[Stored data]

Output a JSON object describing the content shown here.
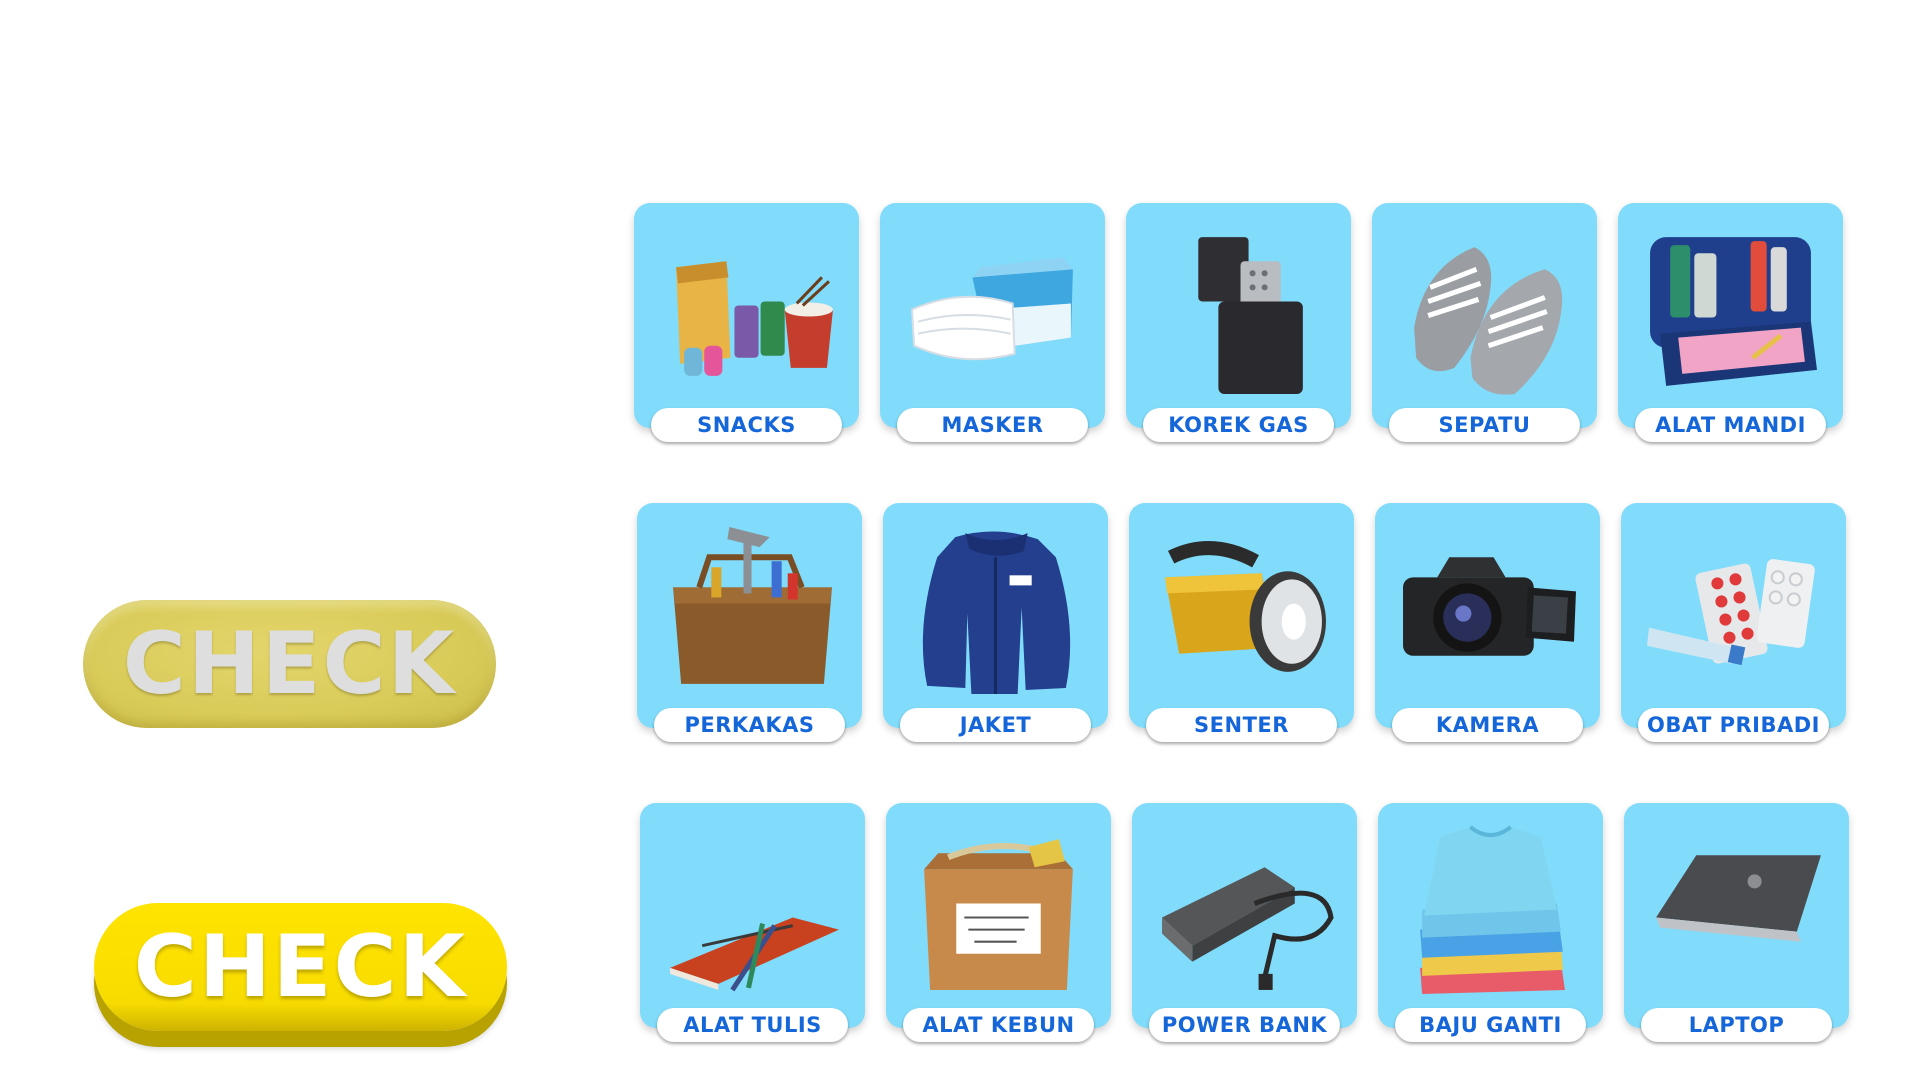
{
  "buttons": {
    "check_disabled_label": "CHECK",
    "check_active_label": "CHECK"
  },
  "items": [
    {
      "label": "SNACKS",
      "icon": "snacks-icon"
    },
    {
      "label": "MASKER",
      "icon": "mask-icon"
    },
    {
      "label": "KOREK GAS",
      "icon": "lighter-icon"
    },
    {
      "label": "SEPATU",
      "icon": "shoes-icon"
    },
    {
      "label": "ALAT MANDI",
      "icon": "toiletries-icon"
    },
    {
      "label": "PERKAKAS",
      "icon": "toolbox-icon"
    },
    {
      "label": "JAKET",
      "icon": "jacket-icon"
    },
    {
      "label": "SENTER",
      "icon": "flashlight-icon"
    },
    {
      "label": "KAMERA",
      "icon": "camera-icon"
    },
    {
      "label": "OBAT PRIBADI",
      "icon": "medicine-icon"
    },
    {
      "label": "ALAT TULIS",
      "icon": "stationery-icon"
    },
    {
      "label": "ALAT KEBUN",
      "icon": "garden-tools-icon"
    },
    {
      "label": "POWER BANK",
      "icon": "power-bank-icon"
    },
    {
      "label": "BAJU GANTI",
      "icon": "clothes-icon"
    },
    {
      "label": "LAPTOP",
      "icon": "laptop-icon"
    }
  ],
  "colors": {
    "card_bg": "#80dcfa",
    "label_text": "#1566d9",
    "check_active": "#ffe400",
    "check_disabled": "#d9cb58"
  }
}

#### What to do
From the records given above, reproduce all text exactly and exclude each picture.

#### Correct answer
Output a JSON object describing the content shown here.
{
  "buttons": {
    "check_disabled_label": "CHECK",
    "check_active_label": "CHECK"
  },
  "items": [
    {
      "label": "SNACKS",
      "icon": "snacks-icon"
    },
    {
      "label": "MASKER",
      "icon": "mask-icon"
    },
    {
      "label": "KOREK GAS",
      "icon": "lighter-icon"
    },
    {
      "label": "SEPATU",
      "icon": "shoes-icon"
    },
    {
      "label": "ALAT MANDI",
      "icon": "toiletries-icon"
    },
    {
      "label": "PERKAKAS",
      "icon": "toolbox-icon"
    },
    {
      "label": "JAKET",
      "icon": "jacket-icon"
    },
    {
      "label": "SENTER",
      "icon": "flashlight-icon"
    },
    {
      "label": "KAMERA",
      "icon": "camera-icon"
    },
    {
      "label": "OBAT PRIBADI",
      "icon": "medicine-icon"
    },
    {
      "label": "ALAT TULIS",
      "icon": "stationery-icon"
    },
    {
      "label": "ALAT KEBUN",
      "icon": "garden-tools-icon"
    },
    {
      "label": "POWER BANK",
      "icon": "power-bank-icon"
    },
    {
      "label": "BAJU GANTI",
      "icon": "clothes-icon"
    },
    {
      "label": "LAPTOP",
      "icon": "laptop-icon"
    }
  ],
  "colors": {
    "card_bg": "#80dcfa",
    "label_text": "#1566d9",
    "check_active": "#ffe400",
    "check_disabled": "#d9cb58"
  }
}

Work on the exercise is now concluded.